▶ **WHAT TO WORK ON**
Read the lines below and count those that have the word "mgmt". Respond with the number only.

------------------------

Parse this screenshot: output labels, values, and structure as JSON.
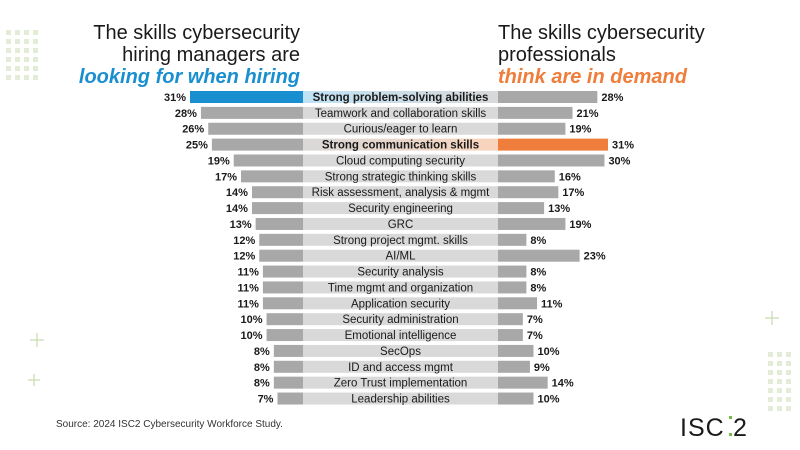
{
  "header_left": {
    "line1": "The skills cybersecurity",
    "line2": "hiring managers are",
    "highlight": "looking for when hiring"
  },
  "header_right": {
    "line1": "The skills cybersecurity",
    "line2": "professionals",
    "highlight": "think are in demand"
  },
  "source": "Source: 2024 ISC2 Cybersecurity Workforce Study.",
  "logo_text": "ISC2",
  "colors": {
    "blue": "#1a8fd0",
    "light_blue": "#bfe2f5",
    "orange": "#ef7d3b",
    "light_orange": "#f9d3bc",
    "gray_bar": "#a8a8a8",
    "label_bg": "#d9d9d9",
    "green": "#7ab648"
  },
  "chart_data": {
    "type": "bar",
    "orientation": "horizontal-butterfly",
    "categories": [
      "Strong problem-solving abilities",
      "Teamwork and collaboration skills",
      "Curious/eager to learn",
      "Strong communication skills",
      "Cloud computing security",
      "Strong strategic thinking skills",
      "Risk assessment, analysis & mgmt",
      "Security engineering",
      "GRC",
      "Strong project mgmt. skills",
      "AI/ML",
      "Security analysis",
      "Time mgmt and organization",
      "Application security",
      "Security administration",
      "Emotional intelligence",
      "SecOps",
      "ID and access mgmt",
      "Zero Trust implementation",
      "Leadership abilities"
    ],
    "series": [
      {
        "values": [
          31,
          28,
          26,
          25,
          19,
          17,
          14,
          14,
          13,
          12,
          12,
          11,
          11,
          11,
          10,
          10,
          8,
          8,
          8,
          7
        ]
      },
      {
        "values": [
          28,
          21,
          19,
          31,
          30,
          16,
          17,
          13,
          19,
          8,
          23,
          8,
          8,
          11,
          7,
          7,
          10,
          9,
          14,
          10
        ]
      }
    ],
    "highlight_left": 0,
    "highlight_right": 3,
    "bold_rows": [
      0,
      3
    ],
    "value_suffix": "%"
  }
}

------------------------

▶ **WORKED SOLUTION**
4